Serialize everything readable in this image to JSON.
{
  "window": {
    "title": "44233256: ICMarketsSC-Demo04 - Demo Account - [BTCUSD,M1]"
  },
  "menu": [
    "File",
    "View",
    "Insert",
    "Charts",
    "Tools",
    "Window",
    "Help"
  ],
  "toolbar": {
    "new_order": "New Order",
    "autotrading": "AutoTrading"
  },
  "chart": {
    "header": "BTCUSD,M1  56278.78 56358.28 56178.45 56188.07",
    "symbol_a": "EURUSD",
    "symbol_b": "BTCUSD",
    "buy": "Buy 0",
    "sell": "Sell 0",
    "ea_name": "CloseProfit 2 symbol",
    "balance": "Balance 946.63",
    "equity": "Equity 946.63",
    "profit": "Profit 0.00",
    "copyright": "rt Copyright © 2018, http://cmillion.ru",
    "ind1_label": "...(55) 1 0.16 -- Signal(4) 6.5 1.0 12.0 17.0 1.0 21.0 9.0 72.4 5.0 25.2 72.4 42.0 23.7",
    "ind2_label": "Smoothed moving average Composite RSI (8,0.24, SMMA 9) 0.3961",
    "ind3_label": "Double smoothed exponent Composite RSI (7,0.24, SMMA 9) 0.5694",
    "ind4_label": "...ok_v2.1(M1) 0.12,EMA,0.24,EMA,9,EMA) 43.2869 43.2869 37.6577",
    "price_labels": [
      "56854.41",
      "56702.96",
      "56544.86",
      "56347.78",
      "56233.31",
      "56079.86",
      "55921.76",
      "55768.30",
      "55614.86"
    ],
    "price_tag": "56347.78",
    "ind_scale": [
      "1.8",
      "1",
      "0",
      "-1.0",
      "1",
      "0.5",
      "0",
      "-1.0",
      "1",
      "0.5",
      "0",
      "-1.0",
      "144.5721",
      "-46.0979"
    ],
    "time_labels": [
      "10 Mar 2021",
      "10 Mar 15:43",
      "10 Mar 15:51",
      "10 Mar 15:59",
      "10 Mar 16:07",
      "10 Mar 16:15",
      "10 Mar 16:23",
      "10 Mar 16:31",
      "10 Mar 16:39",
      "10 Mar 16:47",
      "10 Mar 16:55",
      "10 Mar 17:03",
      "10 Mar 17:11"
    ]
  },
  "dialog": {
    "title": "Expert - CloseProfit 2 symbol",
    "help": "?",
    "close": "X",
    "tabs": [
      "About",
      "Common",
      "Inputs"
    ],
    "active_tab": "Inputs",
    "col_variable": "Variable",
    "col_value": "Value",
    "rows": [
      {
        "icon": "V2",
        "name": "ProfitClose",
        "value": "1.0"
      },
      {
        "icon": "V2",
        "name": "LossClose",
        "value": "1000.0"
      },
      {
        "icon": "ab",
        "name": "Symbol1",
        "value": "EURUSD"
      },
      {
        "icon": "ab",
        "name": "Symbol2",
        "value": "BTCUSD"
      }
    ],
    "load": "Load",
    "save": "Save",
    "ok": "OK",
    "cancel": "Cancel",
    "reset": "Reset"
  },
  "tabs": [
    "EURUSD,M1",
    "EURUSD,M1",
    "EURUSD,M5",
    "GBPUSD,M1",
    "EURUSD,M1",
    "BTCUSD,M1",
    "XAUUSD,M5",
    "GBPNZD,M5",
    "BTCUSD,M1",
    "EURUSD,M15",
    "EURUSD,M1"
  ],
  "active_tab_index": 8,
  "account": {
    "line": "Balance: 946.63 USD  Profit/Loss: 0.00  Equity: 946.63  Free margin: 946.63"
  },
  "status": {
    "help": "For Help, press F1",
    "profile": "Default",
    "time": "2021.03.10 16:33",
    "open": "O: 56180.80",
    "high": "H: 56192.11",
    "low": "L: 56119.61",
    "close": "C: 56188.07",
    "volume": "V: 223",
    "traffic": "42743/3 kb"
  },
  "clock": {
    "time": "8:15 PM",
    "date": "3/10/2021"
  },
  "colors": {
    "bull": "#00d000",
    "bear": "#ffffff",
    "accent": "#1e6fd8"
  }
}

= = =

_THE TASK_.
Copy every line above that holds the word "Balance".

_PROBLEM SOLUTION_.
    "balance": "Balance 946.63",
    "line": "Balance: 946.63 USD  Profit/Loss: 0.00  Equity: 946.63  Free margin: 946.63"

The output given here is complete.